#### [WHAT YOU ARE ASKED TO DO]
Write out every entry precisely as given, leaving the pictures out.
--- start of RECORD SET ---
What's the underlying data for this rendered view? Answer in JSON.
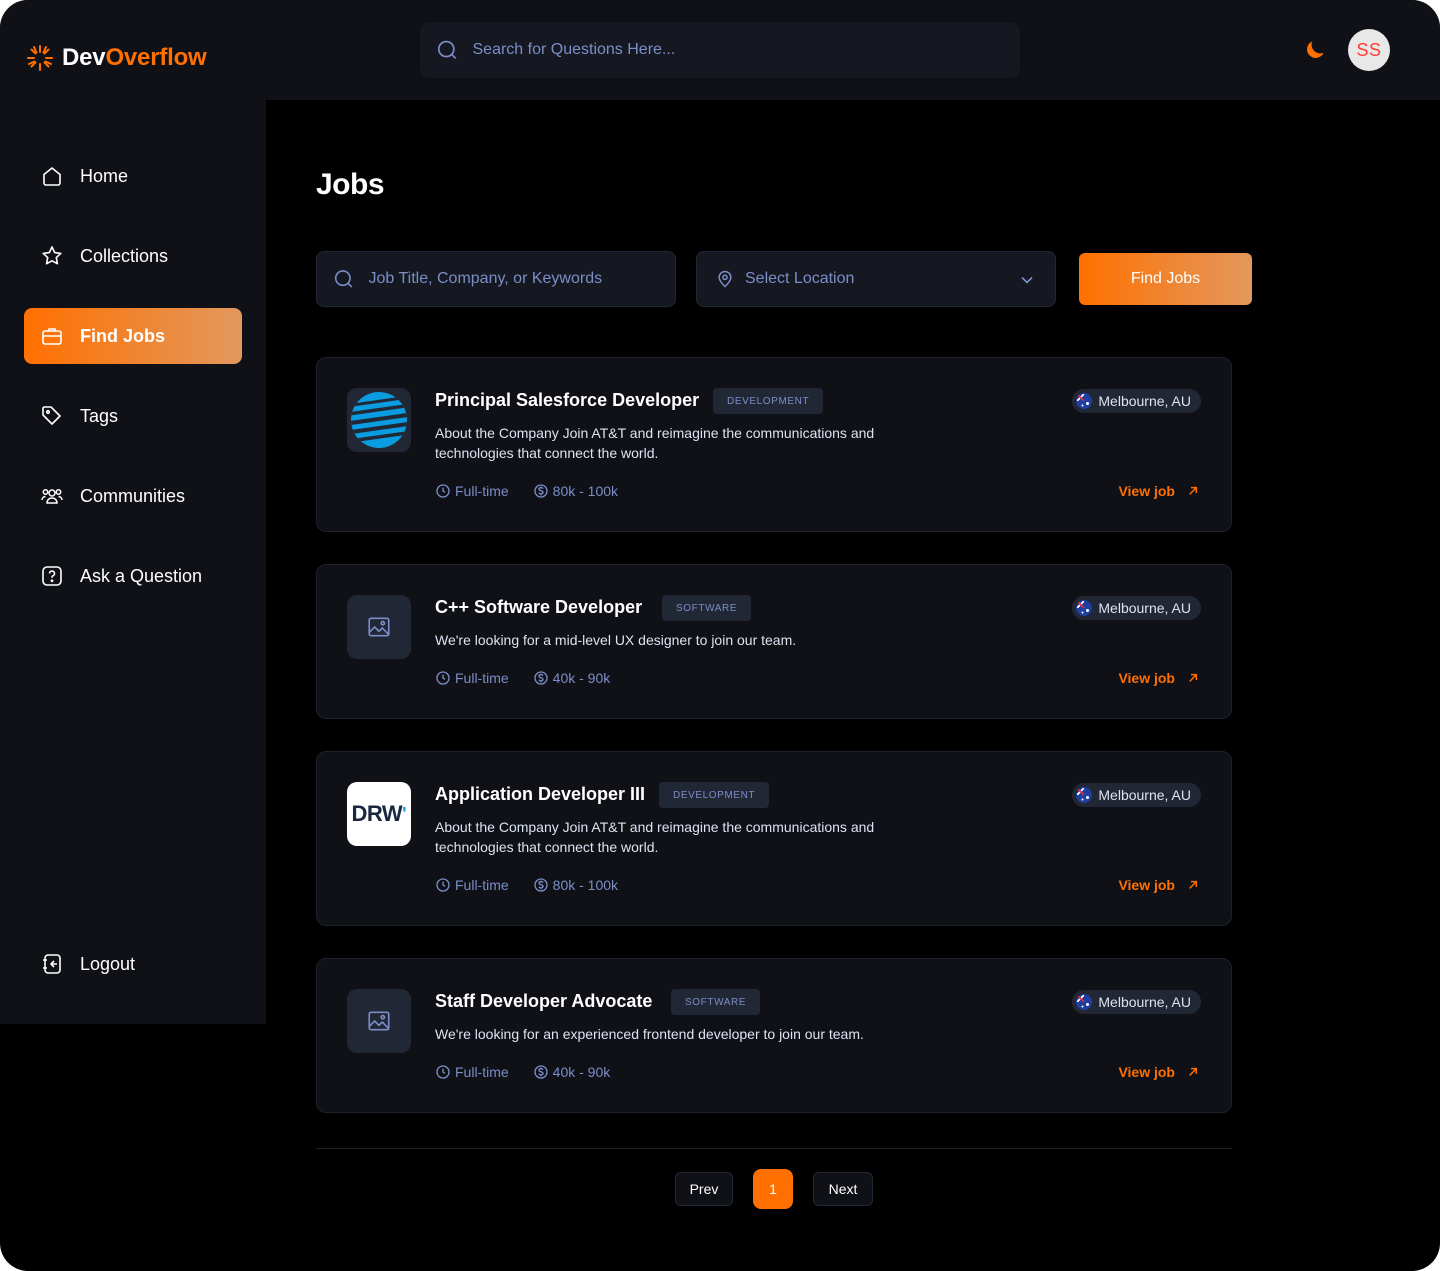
{
  "brand": {
    "name_part1": "Dev",
    "name_part2": "Overflow",
    "accent": "#ff7000"
  },
  "header": {
    "search_placeholder": "Search for Questions Here...",
    "theme_icon": "moon-icon",
    "avatar_initials": "SS"
  },
  "sidebar": {
    "items": [
      {
        "label": "Home",
        "icon": "home-icon",
        "active": false
      },
      {
        "label": "Collections",
        "icon": "star-icon",
        "active": false
      },
      {
        "label": "Find Jobs",
        "icon": "briefcase-icon",
        "active": true
      },
      {
        "label": "Tags",
        "icon": "tag-icon",
        "active": false
      },
      {
        "label": "Communities",
        "icon": "users-icon",
        "active": false
      },
      {
        "label": "Ask a Question",
        "icon": "question-icon",
        "active": false
      }
    ],
    "logout_label": "Logout"
  },
  "main": {
    "title": "Jobs",
    "job_search_placeholder": "Job Title, Company, or Keywords",
    "location_placeholder": "Select Location",
    "find_button": "Find Jobs"
  },
  "jobs": [
    {
      "title": "Principal Salesforce Developer",
      "tag": "DEVELOPMENT",
      "description": "About the Company Join AT&T and reimagine the communications and technologies that connect the world.",
      "employment": "Full-time",
      "salary": "80k - 100k",
      "location": "Melbourne, AU",
      "view_label": "View job",
      "logo": "att"
    },
    {
      "title": "C++ Software Developer",
      "tag": "SOFTWARE",
      "description": "We're looking for a mid-level UX designer to join our team.",
      "employment": "Full-time",
      "salary": "40k - 90k",
      "location": "Melbourne, AU",
      "view_label": "View job",
      "logo": "placeholder"
    },
    {
      "title": "Application Developer III",
      "tag": "DEVELOPMENT",
      "description": "About the Company Join AT&T and reimagine the communications and technologies that connect the world.",
      "employment": "Full-time",
      "salary": "80k - 100k",
      "location": "Melbourne, AU",
      "view_label": "View job",
      "logo": "drw",
      "logo_text": "DRW"
    },
    {
      "title": "Staff Developer Advocate",
      "tag": "SOFTWARE",
      "description": "We're looking for an experienced frontend developer to join our team.",
      "employment": "Full-time",
      "salary": "40k - 90k",
      "location": "Melbourne, AU",
      "view_label": "View job",
      "logo": "placeholder"
    }
  ],
  "pagination": {
    "prev": "Prev",
    "current": "1",
    "next": "Next"
  }
}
--- end of RECORD SET ---
#### [CORRECT ANSWER]
What's the underlying data for this rendered view? Answer in JSON.
{
  "brand": {
    "name_part1": "Dev",
    "name_part2": "Overflow",
    "accent": "#ff7000"
  },
  "header": {
    "search_placeholder": "Search for Questions Here...",
    "theme_icon": "moon-icon",
    "avatar_initials": "SS"
  },
  "sidebar": {
    "items": [
      {
        "label": "Home",
        "icon": "home-icon",
        "active": false
      },
      {
        "label": "Collections",
        "icon": "star-icon",
        "active": false
      },
      {
        "label": "Find Jobs",
        "icon": "briefcase-icon",
        "active": true
      },
      {
        "label": "Tags",
        "icon": "tag-icon",
        "active": false
      },
      {
        "label": "Communities",
        "icon": "users-icon",
        "active": false
      },
      {
        "label": "Ask a Question",
        "icon": "question-icon",
        "active": false
      }
    ],
    "logout_label": "Logout"
  },
  "main": {
    "title": "Jobs",
    "job_search_placeholder": "Job Title, Company, or Keywords",
    "location_placeholder": "Select Location",
    "find_button": "Find Jobs"
  },
  "jobs": [
    {
      "title": "Principal Salesforce Developer",
      "tag": "DEVELOPMENT",
      "description": "About the Company Join AT&T and reimagine the communications and technologies that connect the world.",
      "employment": "Full-time",
      "salary": "80k - 100k",
      "location": "Melbourne, AU",
      "view_label": "View job",
      "logo": "att"
    },
    {
      "title": "C++ Software Developer",
      "tag": "SOFTWARE",
      "description": "We're looking for a mid-level UX designer to join our team.",
      "employment": "Full-time",
      "salary": "40k - 90k",
      "location": "Melbourne, AU",
      "view_label": "View job",
      "logo": "placeholder"
    },
    {
      "title": "Application Developer III",
      "tag": "DEVELOPMENT",
      "description": "About the Company Join AT&T and reimagine the communications and technologies that connect the world.",
      "employment": "Full-time",
      "salary": "80k - 100k",
      "location": "Melbourne, AU",
      "view_label": "View job",
      "logo": "drw",
      "logo_text": "DRW"
    },
    {
      "title": "Staff Developer Advocate",
      "tag": "SOFTWARE",
      "description": "We're looking for an experienced frontend developer to join our team.",
      "employment": "Full-time",
      "salary": "40k - 90k",
      "location": "Melbourne, AU",
      "view_label": "View job",
      "logo": "placeholder"
    }
  ],
  "pagination": {
    "prev": "Prev",
    "current": "1",
    "next": "Next"
  }
}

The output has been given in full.